** Task instructions **
Go through the listing and pick out each line with the word "Chứng" in it.
:: Dataset content
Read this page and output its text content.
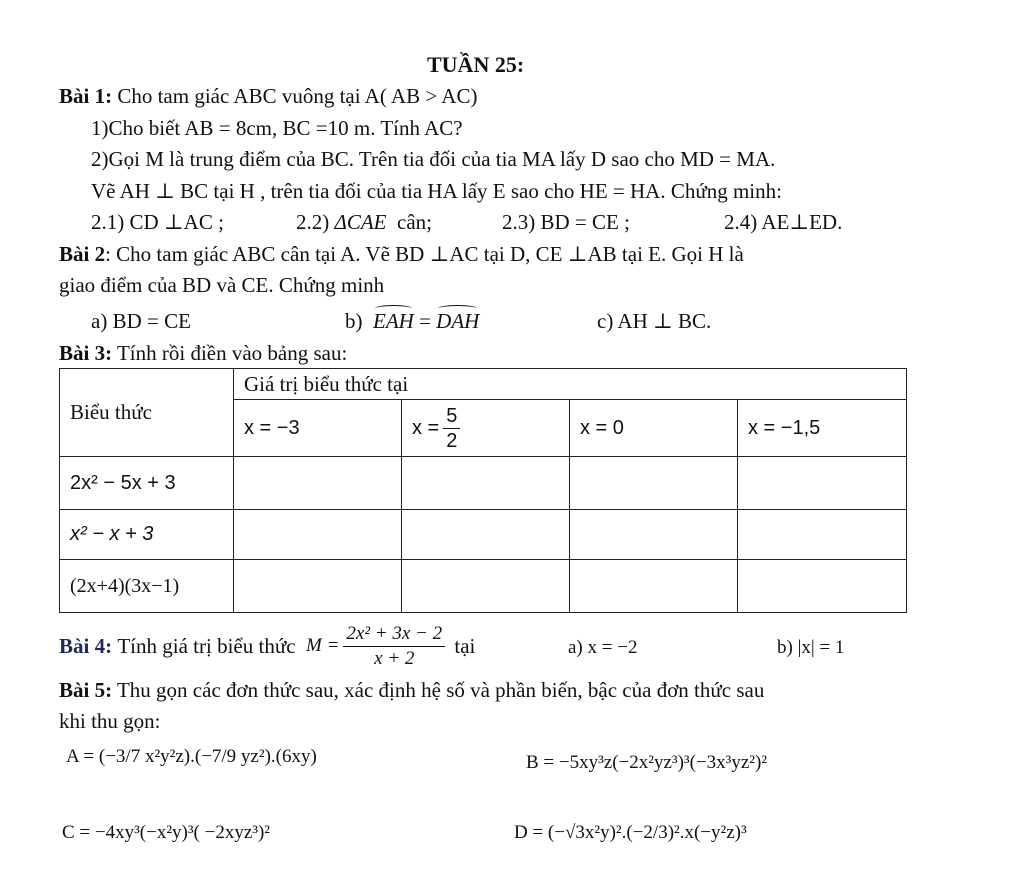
TUẦN 25:
Bài 1: Cho tam giác ABC vuông tại A( AB > AC)
1)Cho biết AB = 8cm, BC =10 m. Tính AC?
2)Gọi M là trung điểm của BC. Trên tia đối của tia MA lấy D sao cho MD = MA.
Vẽ AH ⊥ BC tại H , trên tia đối của tia HA lấy E sao cho HE = HA. Chứng minh:
2.1) CD ⊥AC ;	2.2) ΔCAE cân;	2.3) BD = CE ;	2.4) AE⊥ED.
Bài 2: Cho tam giác ABC cân tại A. Vẽ BD ⊥AC tại D, CE ⊥AB tại E. Gọi H là
giao điểm của BD và CE. Chứng minh
a) BD = CE	b) EAH = DAH	c) AH ⊥ BC.
Bài 3: Tính rồi điền vào bảng sau:
Biểu thức	Giá trị biểu thức tại			
	x = −3	$x = \frac{5}{2}$	x = 0	x = −1,5
2x² − 5x + 3				
x² − x + 3				
(2x+4)(3x−1)				
Bài 4:
Tính giá trị biểu thức
$M = \frac{\text{2x² + 3x − 2}}{x + 2}$
tại	a) x = −2	b) |x| = 1
Bài 5: Thu gọn các đơn thức sau, xác định hệ số và phần biến, bậc của đơn thức sau
khi thu gọn:
A = (−3/7 x²y²z).(−7/9 yz²).(6xy)	B = −5xy³z(−2x²yz³)³(−3x³yz²)²
C = −4xy³(−x²y)³( −2xyz³)²	D = (−√3x²y)².(−2/3)².x(−y²z)³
::::
** Task answer **
Vẽ AH ⊥ BC tại H , trên tia đối của tia HA lấy E sao cho HE = HA. Chứng minh:
giao điểm của BD và CE. Chứng minh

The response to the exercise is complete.